**TASK OBJECTIVE**
From the entries below, copy out every line with "product" in it.
* begin RECORDS TO PROCESS *
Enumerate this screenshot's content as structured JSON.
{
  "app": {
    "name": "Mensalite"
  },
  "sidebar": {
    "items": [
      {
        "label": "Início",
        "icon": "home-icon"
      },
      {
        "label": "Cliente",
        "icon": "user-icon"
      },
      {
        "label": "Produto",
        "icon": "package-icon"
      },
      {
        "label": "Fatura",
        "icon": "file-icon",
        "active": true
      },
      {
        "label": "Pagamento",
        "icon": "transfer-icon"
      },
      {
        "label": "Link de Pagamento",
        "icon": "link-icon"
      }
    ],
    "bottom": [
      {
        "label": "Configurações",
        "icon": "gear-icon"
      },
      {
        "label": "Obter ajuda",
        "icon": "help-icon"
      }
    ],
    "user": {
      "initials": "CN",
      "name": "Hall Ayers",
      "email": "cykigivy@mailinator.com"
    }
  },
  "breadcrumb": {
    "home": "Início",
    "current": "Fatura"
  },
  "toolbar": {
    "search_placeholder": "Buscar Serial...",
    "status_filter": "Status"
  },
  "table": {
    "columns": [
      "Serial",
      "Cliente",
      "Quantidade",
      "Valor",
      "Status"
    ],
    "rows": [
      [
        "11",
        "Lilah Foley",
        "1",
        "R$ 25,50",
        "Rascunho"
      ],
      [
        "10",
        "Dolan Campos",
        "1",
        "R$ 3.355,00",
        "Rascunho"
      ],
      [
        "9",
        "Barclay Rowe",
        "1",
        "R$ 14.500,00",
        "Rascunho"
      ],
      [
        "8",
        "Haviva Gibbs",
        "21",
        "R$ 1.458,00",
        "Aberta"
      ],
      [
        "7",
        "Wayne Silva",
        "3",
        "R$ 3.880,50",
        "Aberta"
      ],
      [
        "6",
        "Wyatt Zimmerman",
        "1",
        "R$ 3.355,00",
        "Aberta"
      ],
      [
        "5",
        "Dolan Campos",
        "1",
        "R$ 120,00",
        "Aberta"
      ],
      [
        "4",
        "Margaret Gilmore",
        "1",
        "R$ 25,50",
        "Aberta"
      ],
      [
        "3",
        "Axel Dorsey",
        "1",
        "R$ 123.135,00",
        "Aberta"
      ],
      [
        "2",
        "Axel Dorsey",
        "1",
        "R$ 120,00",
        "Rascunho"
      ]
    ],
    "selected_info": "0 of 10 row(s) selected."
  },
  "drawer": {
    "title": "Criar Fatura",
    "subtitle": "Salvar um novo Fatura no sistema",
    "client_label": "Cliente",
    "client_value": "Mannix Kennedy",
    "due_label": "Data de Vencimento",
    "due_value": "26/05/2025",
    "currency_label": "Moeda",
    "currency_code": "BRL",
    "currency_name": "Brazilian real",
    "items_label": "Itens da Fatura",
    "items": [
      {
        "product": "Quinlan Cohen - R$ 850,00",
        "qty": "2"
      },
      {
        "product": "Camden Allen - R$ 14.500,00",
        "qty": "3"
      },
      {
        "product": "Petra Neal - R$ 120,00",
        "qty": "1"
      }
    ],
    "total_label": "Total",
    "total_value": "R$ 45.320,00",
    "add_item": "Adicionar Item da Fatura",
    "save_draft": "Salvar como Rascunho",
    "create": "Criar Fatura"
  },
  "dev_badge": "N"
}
* end RECORDS TO PROCESS *
**RESULT**
        "product": "Quinlan Cohen - R$ 850,00",
        "product": "Camden Allen - R$ 14.500,00",
        "product": "Petra Neal - R$ 120,00",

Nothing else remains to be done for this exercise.